▶ [Task description]
Take all the material and copy it exactly.

[Entries taken from a collection]
--*--

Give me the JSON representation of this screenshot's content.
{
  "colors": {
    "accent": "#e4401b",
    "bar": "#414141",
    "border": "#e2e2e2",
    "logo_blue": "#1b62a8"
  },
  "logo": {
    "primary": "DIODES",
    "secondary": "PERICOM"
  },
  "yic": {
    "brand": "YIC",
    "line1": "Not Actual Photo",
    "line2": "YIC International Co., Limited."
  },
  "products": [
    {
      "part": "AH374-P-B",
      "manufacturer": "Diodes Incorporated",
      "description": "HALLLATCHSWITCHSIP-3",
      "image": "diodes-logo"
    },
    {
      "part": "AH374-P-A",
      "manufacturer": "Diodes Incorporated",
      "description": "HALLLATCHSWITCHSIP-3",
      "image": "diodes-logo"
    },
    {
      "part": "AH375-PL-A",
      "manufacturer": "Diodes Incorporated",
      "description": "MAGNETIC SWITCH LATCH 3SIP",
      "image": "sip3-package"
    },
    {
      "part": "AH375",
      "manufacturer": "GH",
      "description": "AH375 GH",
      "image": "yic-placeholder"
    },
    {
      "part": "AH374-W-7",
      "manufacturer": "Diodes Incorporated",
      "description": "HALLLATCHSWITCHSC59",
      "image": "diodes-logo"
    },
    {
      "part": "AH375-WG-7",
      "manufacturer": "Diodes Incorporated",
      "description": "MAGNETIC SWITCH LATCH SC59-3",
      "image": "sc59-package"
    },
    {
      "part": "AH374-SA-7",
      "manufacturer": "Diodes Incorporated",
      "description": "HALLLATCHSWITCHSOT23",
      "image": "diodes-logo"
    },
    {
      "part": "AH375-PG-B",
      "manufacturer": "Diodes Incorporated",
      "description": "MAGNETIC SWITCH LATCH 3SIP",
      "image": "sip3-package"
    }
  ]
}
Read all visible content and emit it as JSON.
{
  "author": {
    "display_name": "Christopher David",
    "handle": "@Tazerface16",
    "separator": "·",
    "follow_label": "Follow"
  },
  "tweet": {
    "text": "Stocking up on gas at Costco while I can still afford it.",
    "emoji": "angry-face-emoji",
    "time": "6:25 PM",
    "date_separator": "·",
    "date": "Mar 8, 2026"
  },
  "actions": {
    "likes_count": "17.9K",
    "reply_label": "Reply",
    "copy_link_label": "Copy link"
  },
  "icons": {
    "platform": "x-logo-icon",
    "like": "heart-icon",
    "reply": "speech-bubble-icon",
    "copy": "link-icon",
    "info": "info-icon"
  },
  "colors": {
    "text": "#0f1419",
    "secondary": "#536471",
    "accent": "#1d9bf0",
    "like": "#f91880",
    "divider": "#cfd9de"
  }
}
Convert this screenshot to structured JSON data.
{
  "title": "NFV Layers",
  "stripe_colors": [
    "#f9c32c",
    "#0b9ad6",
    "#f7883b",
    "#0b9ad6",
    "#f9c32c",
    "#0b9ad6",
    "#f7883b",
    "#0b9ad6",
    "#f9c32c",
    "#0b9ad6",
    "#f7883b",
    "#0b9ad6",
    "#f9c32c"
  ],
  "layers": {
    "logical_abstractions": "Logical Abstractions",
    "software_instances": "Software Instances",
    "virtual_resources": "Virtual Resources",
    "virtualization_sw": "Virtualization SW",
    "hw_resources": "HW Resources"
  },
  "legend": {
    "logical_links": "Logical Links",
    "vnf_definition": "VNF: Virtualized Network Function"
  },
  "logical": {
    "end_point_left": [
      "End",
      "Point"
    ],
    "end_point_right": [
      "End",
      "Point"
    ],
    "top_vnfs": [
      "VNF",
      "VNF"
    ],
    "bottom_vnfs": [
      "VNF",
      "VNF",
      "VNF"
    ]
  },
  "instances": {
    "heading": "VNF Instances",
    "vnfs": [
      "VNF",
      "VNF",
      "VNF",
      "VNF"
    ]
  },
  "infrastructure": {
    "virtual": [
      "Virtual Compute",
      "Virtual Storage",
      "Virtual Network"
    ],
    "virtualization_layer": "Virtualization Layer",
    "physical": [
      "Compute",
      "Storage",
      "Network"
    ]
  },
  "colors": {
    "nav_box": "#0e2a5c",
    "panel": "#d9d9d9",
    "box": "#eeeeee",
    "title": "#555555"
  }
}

--*--

▶ [Finished exercise]
Give me the JSON representation of this screenshot's content.
{
  "colors": {
    "accent": "#e4401b",
    "bar": "#414141",
    "border": "#e2e2e2",
    "logo_blue": "#1b62a8"
  },
  "logo": {
    "primary": "DIODES",
    "secondary": "PERICOM"
  },
  "yic": {
    "brand": "YIC",
    "line1": "Not Actual Photo",
    "line2": "YIC International Co., Limited."
  },
  "products": [
    {
      "part": "AH374-P-B",
      "manufacturer": "Diodes Incorporated",
      "description": "HALLLATCHSWITCHSIP-3",
      "image": "diodes-logo"
    },
    {
      "part": "AH374-P-A",
      "manufacturer": "Diodes Incorporated",
      "description": "HALLLATCHSWITCHSIP-3",
      "image": "diodes-logo"
    },
    {
      "part": "AH375-PL-A",
      "manufacturer": "Diodes Incorporated",
      "description": "MAGNETIC SWITCH LATCH 3SIP",
      "image": "sip3-package"
    },
    {
      "part": "AH375",
      "manufacturer": "GH",
      "description": "AH375 GH",
      "image": "yic-placeholder"
    },
    {
      "part": "AH374-W-7",
      "manufacturer": "Diodes Incorporated",
      "description": "HALLLATCHSWITCHSC59",
      "image": "diodes-logo"
    },
    {
      "part": "AH375-WG-7",
      "manufacturer": "Diodes Incorporated",
      "description": "MAGNETIC SWITCH LATCH SC59-3",
      "image": "sc59-package"
    },
    {
      "part": "AH374-SA-7",
      "manufacturer": "Diodes Incorporated",
      "description": "HALLLATCHSWITCHSOT23",
      "image": "diodes-logo"
    },
    {
      "part": "AH375-PG-B",
      "manufacturer": "Diodes Incorporated",
      "description": "MAGNETIC SWITCH LATCH 3SIP",
      "image": "sip3-package"
    }
  ]
}
Read all visible content and emit it as JSON.
{
  "author": {
    "display_name": "Christopher David",
    "handle": "@Tazerface16",
    "separator": "·",
    "follow_label": "Follow"
  },
  "tweet": {
    "text": "Stocking up on gas at Costco while I can still afford it.",
    "emoji": "angry-face-emoji",
    "time": "6:25 PM",
    "date_separator": "·",
    "date": "Mar 8, 2026"
  },
  "actions": {
    "likes_count": "17.9K",
    "reply_label": "Reply",
    "copy_link_label": "Copy link"
  },
  "icons": {
    "platform": "x-logo-icon",
    "like": "heart-icon",
    "reply": "speech-bubble-icon",
    "copy": "link-icon",
    "info": "info-icon"
  },
  "colors": {
    "text": "#0f1419",
    "secondary": "#536471",
    "accent": "#1d9bf0",
    "like": "#f91880",
    "divider": "#cfd9de"
  }
}
Convert this screenshot to structured JSON data.
{
  "title": "NFV Layers",
  "stripe_colors": [
    "#f9c32c",
    "#0b9ad6",
    "#f7883b",
    "#0b9ad6",
    "#f9c32c",
    "#0b9ad6",
    "#f7883b",
    "#0b9ad6",
    "#f9c32c",
    "#0b9ad6",
    "#f7883b",
    "#0b9ad6",
    "#f9c32c"
  ],
  "layers": {
    "logical_abstractions": "Logical Abstractions",
    "software_instances": "Software Instances",
    "virtual_resources": "Virtual Resources",
    "virtualization_sw": "Virtualization SW",
    "hw_resources": "HW Resources"
  },
  "legend": {
    "logical_links": "Logical Links",
    "vnf_definition": "VNF: Virtualized Network Function"
  },
  "logical": {
    "end_point_left": [
      "End",
      "Point"
    ],
    "end_point_right": [
      "End",
      "Point"
    ],
    "top_vnfs": [
      "VNF",
      "VNF"
    ],
    "bottom_vnfs": [
      "VNF",
      "VNF",
      "VNF"
    ]
  },
  "instances": {
    "heading": "VNF Instances",
    "vnfs": [
      "VNF",
      "VNF",
      "VNF",
      "VNF"
    ]
  },
  "infrastructure": {
    "virtual": [
      "Virtual Compute",
      "Virtual Storage",
      "Virtual Network"
    ],
    "virtualization_layer": "Virtualization Layer",
    "physical": [
      "Compute",
      "Storage",
      "Network"
    ]
  },
  "colors": {
    "nav_box": "#0e2a5c",
    "panel": "#d9d9d9",
    "box": "#eeeeee",
    "title": "#555555"
  }
}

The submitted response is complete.